[Collected data entries]

◇ ◇ ◇ ◇

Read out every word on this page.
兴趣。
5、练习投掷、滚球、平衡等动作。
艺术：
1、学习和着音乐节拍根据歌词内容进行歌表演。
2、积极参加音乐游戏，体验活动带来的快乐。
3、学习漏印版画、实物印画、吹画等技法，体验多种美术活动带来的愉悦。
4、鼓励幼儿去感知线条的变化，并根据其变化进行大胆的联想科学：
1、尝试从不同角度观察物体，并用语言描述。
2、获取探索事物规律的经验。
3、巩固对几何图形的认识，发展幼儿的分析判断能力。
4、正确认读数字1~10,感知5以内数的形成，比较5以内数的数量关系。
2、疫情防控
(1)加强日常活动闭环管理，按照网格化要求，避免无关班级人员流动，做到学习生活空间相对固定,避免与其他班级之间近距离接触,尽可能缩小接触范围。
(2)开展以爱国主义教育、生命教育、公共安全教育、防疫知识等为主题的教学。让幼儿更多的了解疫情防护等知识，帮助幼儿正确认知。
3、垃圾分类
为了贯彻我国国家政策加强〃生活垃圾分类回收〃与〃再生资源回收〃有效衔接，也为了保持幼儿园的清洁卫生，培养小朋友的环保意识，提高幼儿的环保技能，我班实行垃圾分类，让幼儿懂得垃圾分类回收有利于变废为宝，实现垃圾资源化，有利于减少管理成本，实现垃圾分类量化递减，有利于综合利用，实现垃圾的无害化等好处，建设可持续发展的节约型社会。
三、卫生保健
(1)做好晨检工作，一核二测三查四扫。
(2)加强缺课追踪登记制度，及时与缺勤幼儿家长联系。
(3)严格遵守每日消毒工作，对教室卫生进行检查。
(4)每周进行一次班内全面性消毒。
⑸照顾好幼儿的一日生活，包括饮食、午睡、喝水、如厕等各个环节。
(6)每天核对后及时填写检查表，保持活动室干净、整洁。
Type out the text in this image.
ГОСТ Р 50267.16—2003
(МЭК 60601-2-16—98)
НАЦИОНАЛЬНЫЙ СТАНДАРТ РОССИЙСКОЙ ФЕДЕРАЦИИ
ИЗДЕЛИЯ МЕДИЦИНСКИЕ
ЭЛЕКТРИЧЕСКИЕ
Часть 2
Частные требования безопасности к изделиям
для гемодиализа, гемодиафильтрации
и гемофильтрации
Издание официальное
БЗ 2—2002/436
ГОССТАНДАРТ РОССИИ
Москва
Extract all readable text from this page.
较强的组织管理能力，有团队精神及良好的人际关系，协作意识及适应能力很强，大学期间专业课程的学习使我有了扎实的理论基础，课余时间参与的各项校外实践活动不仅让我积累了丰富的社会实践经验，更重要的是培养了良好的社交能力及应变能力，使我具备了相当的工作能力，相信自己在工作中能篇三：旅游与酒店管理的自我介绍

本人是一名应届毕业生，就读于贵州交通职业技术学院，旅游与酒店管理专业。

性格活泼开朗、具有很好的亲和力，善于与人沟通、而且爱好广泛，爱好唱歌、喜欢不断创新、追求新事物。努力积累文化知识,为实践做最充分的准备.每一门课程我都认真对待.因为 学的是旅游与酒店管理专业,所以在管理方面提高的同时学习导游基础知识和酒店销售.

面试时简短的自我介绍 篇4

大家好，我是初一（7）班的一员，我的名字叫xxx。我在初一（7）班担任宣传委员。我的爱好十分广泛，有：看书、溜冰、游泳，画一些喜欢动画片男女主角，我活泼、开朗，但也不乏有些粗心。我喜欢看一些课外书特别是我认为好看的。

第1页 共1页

◇ ◇ ◇ ◇

• **The request**: Repeat each record in full; every line must match exactly.

• **Expected answer**:
Read out every word on this page.
兴趣。
5、练习投掷、滚球、平衡等动作。
艺术：
1、学习和着音乐节拍根据歌词内容进行歌表演。
2、积极参加音乐游戏，体验活动带来的快乐。
3、学习漏印版画、实物印画、吹画等技法，体验多种美术活动带来的愉悦。
4、鼓励幼儿去感知线条的变化，并根据其变化进行大胆的联想科学：
1、尝试从不同角度观察物体，并用语言描述。
2、获取探索事物规律的经验。
3、巩固对几何图形的认识，发展幼儿的分析判断能力。
4、正确认读数字1~10,感知5以内数的形成，比较5以内数的数量关系。
2、疫情防控
(1)加强日常活动闭环管理，按照网格化要求，避免无关班级人员流动，做到学习生活空间相对固定,避免与其他班级之间近距离接触,尽可能缩小接触范围。
(2)开展以爱国主义教育、生命教育、公共安全教育、防疫知识等为主题的教学。让幼儿更多的了解疫情防护等知识，帮助幼儿正确认知。
3、垃圾分类
为了贯彻我国国家政策加强〃生活垃圾分类回收〃与〃再生资源回收〃有效衔接，也为了保持幼儿园的清洁卫生，培养小朋友的环保意识，提高幼儿的环保技能，我班实行垃圾分类，让幼儿懂得垃圾分类回收有利于变废为宝，实现垃圾资源化，有利于减少管理成本，实现垃圾分类量化递减，有利于综合利用，实现垃圾的无害化等好处，建设可持续发展的节约型社会。
三、卫生保健
(1)做好晨检工作，一核二测三查四扫。
(2)加强缺课追踪登记制度，及时与缺勤幼儿家长联系。
(3)严格遵守每日消毒工作，对教室卫生进行检查。
(4)每周进行一次班内全面性消毒。
⑸照顾好幼儿的一日生活，包括饮食、午睡、喝水、如厕等各个环节。
(6)每天核对后及时填写检查表，保持活动室干净、整洁。
Type out the text in this image.
ГОСТ Р 50267.16—2003
(МЭК 60601-2-16—98)
НАЦИОНАЛЬНЫЙ СТАНДАРТ РОССИЙСКОЙ ФЕДЕРАЦИИ
ИЗДЕЛИЯ МЕДИЦИНСКИЕ
ЭЛЕКТРИЧЕСКИЕ
Часть 2
Частные требования безопасности к изделиям
для гемодиализа, гемодиафильтрации
и гемофильтрации
Издание официальное
БЗ 2—2002/436
ГОССТАНДАРТ РОССИИ
Москва
Extract all readable text from this page.
较强的组织管理能力，有团队精神及良好的人际关系，协作意识及适应能力很强，大学期间专业课程的学习使我有了扎实的理论基础，课余时间参与的各项校外实践活动不仅让我积累了丰富的社会实践经验，更重要的是培养了良好的社交能力及应变能力，使我具备了相当的工作能力，相信自己在工作中能篇三：旅游与酒店管理的自我介绍

本人是一名应届毕业生，就读于贵州交通职业技术学院，旅游与酒店管理专业。

性格活泼开朗、具有很好的亲和力，善于与人沟通、而且爱好广泛，爱好唱歌、喜欢不断创新、追求新事物。努力积累文化知识,为实践做最充分的准备.每一门课程我都认真对待.因为 学的是旅游与酒店管理专业,所以在管理方面提高的同时学习导游基础知识和酒店销售.

面试时简短的自我介绍 篇4

大家好，我是初一（7）班的一员，我的名字叫xxx。我在初一（7）班担任宣传委员。我的爱好十分广泛，有：看书、溜冰、游泳，画一些喜欢动画片男女主角，我活泼、开朗，但也不乏有些粗心。我喜欢看一些课外书特别是我认为好看的。

第1页 共1页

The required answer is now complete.